- Short problem: Where a line holds the word "unitati", copy that line.

- Provided records:
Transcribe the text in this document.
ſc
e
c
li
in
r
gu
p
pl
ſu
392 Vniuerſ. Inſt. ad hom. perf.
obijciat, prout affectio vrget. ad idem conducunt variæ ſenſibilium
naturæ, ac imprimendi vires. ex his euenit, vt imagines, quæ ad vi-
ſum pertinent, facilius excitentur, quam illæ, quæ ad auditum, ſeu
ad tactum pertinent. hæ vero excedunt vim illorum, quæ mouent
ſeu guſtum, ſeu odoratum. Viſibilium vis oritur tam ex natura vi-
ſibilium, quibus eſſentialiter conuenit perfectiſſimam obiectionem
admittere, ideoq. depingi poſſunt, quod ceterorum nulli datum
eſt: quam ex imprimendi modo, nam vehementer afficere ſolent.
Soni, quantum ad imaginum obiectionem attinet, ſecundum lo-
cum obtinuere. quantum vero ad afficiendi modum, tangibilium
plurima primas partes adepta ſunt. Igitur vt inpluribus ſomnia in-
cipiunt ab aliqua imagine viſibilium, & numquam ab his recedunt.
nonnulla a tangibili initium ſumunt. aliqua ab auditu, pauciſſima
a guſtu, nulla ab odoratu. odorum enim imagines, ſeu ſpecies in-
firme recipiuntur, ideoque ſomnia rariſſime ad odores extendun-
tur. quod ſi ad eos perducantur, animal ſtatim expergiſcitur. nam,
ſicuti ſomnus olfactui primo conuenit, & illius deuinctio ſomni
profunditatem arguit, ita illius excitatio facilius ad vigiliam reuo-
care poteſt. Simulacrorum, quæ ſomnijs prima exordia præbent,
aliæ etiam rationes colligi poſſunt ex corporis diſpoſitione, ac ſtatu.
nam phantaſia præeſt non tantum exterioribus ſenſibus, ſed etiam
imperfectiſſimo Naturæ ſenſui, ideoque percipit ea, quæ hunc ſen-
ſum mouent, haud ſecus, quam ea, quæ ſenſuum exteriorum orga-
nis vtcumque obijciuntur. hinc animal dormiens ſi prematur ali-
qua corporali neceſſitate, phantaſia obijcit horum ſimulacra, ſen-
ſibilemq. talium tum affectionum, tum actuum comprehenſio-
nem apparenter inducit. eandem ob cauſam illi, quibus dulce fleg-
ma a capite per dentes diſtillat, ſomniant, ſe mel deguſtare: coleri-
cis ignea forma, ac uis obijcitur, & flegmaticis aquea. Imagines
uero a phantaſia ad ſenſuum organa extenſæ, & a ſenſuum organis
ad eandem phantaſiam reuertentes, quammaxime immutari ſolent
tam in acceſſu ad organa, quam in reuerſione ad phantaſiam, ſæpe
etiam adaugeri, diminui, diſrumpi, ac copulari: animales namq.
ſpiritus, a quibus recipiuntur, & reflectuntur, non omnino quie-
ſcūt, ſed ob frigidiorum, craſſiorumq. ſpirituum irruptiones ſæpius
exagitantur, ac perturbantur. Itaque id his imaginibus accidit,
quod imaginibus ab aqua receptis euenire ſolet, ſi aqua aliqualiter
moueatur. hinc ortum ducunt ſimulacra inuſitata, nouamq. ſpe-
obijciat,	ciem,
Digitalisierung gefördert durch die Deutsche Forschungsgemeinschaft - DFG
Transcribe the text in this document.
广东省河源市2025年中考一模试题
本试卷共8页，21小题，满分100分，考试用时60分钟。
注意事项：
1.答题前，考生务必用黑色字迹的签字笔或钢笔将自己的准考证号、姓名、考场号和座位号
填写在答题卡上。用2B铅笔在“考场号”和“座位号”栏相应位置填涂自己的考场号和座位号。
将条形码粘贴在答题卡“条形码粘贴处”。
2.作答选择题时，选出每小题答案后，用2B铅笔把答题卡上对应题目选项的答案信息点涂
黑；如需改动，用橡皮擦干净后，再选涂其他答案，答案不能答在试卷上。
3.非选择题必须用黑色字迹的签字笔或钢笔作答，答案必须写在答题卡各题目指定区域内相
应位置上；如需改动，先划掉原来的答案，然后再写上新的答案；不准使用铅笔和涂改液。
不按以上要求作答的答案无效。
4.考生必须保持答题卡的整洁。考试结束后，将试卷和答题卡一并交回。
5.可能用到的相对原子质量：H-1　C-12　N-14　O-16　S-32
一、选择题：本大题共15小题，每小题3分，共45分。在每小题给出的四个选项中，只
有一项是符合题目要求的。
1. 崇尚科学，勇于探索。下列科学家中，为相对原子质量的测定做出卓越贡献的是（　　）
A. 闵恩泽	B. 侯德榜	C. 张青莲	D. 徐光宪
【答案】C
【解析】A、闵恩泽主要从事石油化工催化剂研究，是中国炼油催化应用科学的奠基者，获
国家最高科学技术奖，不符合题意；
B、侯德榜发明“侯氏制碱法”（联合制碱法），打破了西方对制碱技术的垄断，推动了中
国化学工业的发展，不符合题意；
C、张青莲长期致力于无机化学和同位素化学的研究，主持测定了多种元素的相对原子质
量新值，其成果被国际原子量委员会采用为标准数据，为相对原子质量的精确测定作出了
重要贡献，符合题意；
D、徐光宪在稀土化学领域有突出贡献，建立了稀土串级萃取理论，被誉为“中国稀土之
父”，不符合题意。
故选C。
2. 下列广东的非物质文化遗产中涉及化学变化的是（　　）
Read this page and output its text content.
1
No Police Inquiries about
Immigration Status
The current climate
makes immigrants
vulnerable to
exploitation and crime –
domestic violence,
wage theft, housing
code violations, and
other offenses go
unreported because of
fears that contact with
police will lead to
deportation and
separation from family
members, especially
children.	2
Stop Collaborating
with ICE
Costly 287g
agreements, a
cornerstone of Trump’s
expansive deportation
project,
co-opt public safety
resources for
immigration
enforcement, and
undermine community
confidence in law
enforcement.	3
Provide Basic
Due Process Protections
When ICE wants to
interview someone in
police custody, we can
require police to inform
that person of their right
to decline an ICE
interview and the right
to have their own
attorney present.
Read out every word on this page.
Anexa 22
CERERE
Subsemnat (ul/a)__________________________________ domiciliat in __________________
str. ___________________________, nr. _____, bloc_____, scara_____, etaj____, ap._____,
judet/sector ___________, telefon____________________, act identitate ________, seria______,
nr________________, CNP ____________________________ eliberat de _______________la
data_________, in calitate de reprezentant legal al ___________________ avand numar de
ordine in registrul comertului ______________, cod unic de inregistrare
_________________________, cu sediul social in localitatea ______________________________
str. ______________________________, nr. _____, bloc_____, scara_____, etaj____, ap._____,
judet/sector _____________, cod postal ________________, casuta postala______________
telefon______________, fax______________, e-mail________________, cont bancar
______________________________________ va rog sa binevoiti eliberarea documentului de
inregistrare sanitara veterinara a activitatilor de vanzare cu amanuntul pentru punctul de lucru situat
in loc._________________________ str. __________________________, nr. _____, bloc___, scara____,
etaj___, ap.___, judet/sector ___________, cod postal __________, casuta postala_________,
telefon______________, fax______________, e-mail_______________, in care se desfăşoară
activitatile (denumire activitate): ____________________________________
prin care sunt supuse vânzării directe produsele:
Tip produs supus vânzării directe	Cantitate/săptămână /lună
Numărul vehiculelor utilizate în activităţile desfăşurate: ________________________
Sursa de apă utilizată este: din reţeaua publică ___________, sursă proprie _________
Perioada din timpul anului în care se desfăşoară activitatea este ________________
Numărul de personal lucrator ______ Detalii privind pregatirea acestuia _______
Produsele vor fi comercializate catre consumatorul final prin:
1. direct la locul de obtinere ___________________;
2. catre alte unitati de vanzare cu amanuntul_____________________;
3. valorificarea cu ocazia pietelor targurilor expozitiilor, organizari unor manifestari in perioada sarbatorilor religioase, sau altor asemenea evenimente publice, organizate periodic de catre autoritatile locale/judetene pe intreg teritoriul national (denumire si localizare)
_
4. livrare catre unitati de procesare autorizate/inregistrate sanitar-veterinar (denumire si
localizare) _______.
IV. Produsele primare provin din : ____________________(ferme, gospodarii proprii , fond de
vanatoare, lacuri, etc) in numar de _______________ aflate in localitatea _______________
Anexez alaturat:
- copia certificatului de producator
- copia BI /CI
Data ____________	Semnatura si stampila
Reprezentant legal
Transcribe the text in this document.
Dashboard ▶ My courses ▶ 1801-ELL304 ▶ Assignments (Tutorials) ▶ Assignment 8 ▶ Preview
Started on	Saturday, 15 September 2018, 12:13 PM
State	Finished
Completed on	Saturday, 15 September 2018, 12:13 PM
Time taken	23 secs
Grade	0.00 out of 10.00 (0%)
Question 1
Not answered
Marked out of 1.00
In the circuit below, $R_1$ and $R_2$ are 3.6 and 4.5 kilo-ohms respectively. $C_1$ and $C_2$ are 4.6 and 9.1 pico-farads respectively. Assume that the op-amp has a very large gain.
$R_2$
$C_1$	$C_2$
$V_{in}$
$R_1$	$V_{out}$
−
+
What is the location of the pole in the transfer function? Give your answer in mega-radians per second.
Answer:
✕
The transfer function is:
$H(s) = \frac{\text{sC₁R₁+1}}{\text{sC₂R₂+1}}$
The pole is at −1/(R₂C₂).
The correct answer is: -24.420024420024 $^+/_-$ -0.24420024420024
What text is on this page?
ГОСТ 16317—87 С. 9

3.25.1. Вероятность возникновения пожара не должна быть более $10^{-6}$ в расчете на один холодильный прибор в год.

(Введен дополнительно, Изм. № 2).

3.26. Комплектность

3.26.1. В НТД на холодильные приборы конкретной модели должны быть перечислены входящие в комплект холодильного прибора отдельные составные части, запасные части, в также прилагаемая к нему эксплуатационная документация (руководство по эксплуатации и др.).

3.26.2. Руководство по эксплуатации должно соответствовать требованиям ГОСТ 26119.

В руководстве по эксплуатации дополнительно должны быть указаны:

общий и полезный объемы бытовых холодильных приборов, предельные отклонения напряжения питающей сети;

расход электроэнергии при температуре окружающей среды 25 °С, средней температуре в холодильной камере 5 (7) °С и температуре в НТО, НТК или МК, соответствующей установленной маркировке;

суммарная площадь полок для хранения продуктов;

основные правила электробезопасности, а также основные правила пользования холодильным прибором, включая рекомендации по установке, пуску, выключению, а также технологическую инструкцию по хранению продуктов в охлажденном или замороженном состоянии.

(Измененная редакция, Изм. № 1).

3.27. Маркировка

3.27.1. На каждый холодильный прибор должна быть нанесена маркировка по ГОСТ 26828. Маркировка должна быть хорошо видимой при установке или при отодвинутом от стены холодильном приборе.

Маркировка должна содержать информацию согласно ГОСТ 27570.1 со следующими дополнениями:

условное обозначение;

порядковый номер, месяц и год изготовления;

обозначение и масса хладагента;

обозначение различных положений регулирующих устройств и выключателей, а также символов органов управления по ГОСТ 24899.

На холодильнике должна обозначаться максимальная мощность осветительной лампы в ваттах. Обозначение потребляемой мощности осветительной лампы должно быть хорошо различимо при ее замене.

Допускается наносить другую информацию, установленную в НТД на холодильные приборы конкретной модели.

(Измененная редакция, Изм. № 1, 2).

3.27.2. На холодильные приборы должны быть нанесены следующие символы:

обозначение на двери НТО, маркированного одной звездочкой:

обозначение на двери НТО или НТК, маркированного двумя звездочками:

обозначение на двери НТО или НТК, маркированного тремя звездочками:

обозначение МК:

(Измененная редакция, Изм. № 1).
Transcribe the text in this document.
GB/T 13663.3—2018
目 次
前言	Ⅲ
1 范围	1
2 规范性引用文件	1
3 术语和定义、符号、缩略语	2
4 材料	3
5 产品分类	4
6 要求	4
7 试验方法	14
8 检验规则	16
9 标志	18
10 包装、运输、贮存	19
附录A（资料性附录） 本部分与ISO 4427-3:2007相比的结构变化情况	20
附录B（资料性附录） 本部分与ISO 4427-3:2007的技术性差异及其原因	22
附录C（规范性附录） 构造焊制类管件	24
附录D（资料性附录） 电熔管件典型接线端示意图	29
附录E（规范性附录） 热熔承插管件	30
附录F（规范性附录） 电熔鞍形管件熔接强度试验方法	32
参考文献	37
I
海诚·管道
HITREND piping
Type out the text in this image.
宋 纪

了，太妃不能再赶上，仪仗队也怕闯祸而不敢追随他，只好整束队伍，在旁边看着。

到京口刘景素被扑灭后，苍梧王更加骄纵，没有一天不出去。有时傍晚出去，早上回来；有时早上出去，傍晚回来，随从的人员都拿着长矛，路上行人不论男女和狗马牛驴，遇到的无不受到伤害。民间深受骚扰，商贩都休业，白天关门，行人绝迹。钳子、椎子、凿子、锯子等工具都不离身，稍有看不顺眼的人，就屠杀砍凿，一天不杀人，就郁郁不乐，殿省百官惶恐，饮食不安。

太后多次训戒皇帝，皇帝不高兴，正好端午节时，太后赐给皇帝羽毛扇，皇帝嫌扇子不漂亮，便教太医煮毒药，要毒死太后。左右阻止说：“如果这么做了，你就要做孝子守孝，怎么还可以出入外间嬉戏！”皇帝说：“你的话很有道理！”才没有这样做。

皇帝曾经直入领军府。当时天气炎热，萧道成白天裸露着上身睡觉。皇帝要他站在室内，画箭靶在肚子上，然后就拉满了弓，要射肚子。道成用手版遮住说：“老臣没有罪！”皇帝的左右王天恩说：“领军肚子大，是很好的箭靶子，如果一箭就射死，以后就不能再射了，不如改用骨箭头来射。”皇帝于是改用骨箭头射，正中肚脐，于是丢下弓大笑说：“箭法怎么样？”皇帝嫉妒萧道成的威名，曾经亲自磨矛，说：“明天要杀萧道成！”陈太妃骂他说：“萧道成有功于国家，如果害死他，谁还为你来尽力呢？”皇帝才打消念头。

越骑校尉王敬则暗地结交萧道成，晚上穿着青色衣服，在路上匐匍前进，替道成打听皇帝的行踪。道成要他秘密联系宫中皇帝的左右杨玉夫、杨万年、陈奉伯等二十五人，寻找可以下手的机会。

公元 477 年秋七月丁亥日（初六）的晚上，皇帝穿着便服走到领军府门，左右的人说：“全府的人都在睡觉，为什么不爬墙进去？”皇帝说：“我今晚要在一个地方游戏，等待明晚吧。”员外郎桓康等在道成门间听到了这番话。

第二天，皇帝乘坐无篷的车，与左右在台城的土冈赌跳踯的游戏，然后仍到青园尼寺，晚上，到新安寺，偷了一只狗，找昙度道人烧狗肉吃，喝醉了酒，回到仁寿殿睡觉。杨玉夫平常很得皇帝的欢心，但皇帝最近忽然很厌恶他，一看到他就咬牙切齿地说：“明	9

- Exercise output:
2. catre alte unitati de vanzare cu amanuntul_____________________;
4. livrare catre unitati de procesare autorizate/inregistrate sanitar-veterinar (denumire si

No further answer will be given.